Element box annotations
■ ■ ■ ■
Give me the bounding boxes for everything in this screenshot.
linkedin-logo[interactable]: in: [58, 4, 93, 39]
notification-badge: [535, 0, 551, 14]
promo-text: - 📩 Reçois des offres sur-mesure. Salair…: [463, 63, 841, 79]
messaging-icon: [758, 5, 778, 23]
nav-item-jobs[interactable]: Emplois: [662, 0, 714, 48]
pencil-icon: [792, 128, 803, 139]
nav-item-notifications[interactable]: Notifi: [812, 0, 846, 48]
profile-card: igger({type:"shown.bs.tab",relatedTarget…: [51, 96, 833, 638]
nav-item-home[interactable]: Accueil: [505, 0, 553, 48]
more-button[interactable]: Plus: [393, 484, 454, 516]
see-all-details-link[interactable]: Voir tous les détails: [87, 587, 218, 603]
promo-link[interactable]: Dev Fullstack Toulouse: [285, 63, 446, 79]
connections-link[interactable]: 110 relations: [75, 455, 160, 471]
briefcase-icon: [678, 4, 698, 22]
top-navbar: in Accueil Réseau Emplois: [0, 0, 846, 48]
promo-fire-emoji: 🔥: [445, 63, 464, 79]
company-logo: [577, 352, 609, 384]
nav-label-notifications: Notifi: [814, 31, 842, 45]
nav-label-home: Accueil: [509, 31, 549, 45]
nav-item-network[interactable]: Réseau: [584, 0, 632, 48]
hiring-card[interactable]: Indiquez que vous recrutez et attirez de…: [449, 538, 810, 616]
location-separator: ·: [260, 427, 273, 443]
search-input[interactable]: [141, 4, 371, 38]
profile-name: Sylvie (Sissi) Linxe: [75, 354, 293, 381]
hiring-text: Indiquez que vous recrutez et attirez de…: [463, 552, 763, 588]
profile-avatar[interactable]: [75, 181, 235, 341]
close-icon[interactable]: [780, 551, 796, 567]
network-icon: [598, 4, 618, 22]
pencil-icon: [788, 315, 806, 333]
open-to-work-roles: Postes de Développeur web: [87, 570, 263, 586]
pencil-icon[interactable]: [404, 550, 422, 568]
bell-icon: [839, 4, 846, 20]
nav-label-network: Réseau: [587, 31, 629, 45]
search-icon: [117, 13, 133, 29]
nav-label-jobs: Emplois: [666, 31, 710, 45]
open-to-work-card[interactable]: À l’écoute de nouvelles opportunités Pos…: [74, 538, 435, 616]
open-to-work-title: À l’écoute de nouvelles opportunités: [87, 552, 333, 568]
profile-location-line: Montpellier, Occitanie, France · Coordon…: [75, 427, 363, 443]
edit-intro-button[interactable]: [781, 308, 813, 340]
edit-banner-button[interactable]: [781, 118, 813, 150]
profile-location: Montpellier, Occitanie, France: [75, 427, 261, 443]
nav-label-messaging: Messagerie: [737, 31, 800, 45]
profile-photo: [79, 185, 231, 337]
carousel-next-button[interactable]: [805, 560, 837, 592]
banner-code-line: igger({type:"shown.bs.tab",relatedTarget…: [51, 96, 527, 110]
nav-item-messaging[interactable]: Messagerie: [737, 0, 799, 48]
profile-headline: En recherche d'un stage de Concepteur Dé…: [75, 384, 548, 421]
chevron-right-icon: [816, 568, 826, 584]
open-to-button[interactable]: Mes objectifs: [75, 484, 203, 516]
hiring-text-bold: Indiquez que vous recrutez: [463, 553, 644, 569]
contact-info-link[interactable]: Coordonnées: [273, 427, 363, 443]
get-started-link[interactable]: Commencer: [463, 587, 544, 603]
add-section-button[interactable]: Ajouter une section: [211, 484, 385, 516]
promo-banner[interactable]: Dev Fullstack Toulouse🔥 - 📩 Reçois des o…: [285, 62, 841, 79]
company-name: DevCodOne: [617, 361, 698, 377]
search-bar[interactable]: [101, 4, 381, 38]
■ ■ ■ ■
◆ **What is required**:
Copy out every line of the listing above, character for character.

◆ **Response below**:
Give me the bounding boxes for everything in this screenshot.
linkedin-logo[interactable]: in: [58, 4, 93, 39]
notification-badge: [535, 0, 551, 14]
promo-text: - 📩 Reçois des offres sur-mesure. Salair…: [463, 63, 841, 79]
messaging-icon: [758, 5, 778, 23]
nav-item-jobs[interactable]: Emplois: [662, 0, 714, 48]
pencil-icon: [792, 128, 803, 139]
nav-item-notifications[interactable]: Notifi: [812, 0, 846, 48]
profile-card: igger({type:"shown.bs.tab",relatedTarget…: [51, 96, 833, 638]
nav-item-home[interactable]: Accueil: [505, 0, 553, 48]
more-button[interactable]: Plus: [393, 484, 454, 516]
see-all-details-link[interactable]: Voir tous les détails: [87, 587, 218, 603]
promo-link[interactable]: Dev Fullstack Toulouse: [285, 63, 446, 79]
connections-link[interactable]: 110 relations: [75, 455, 160, 471]
briefcase-icon: [678, 4, 698, 22]
top-navbar: in Accueil Réseau Emplois: [0, 0, 846, 48]
promo-fire-emoji: 🔥: [445, 63, 464, 79]
company-logo: [577, 352, 609, 384]
nav-label-notifications: Notifi: [814, 31, 842, 45]
nav-label-home: Accueil: [509, 31, 549, 45]
nav-item-network[interactable]: Réseau: [584, 0, 632, 48]
hiring-card[interactable]: Indiquez que vous recrutez et attirez de…: [449, 538, 810, 616]
location-separator: ·: [260, 427, 273, 443]
search-input[interactable]: [141, 4, 371, 38]
profile-name: Sylvie (Sissi) Linxe: [75, 354, 293, 381]
hiring-text: Indiquez que vous recrutez et attirez de…: [463, 552, 763, 588]
profile-avatar[interactable]: [75, 181, 235, 341]
close-icon[interactable]: [780, 551, 796, 567]
network-icon: [598, 4, 618, 22]
pencil-icon: [788, 315, 806, 333]
open-to-work-roles: Postes de Développeur web: [87, 570, 263, 586]
pencil-icon[interactable]: [404, 550, 422, 568]
bell-icon: [839, 4, 846, 20]
nav-label-network: Réseau: [587, 31, 629, 45]
search-icon: [117, 13, 133, 29]
nav-label-jobs: Emplois: [666, 31, 710, 45]
open-to-work-card[interactable]: À l’écoute de nouvelles opportunités Pos…: [74, 538, 435, 616]
open-to-work-title: À l’écoute de nouvelles opportunités: [87, 552, 333, 568]
profile-location-line: Montpellier, Occitanie, France · Coordon…: [75, 427, 363, 443]
edit-intro-button[interactable]: [781, 308, 813, 340]
edit-banner-button[interactable]: [781, 118, 813, 150]
profile-location: Montpellier, Occitanie, France: [75, 427, 261, 443]
nav-label-messaging: Messagerie: [737, 31, 800, 45]
profile-photo: [79, 185, 231, 337]
carousel-next-button[interactable]: [805, 560, 837, 592]
banner-code-line: igger({type:"shown.bs.tab",relatedTarget…: [51, 96, 527, 110]
nav-item-messaging[interactable]: Messagerie: [737, 0, 799, 48]
profile-headline: En recherche d'un stage de Concepteur Dé…: [75, 384, 548, 421]
chevron-right-icon: [816, 568, 826, 584]
open-to-button[interactable]: Mes objectifs: [75, 484, 203, 516]
hiring-text-bold: Indiquez que vous recrutez: [463, 553, 644, 569]
contact-info-link[interactable]: Coordonnées: [273, 427, 363, 443]
get-started-link[interactable]: Commencer: [463, 587, 544, 603]
add-section-button[interactable]: Ajouter une section: [211, 484, 385, 516]
promo-banner[interactable]: Dev Fullstack Toulouse🔥 - 📩 Reçois des o…: [285, 62, 841, 79]
company-name: DevCodOne: [617, 361, 698, 377]
search-bar[interactable]: [101, 4, 381, 38]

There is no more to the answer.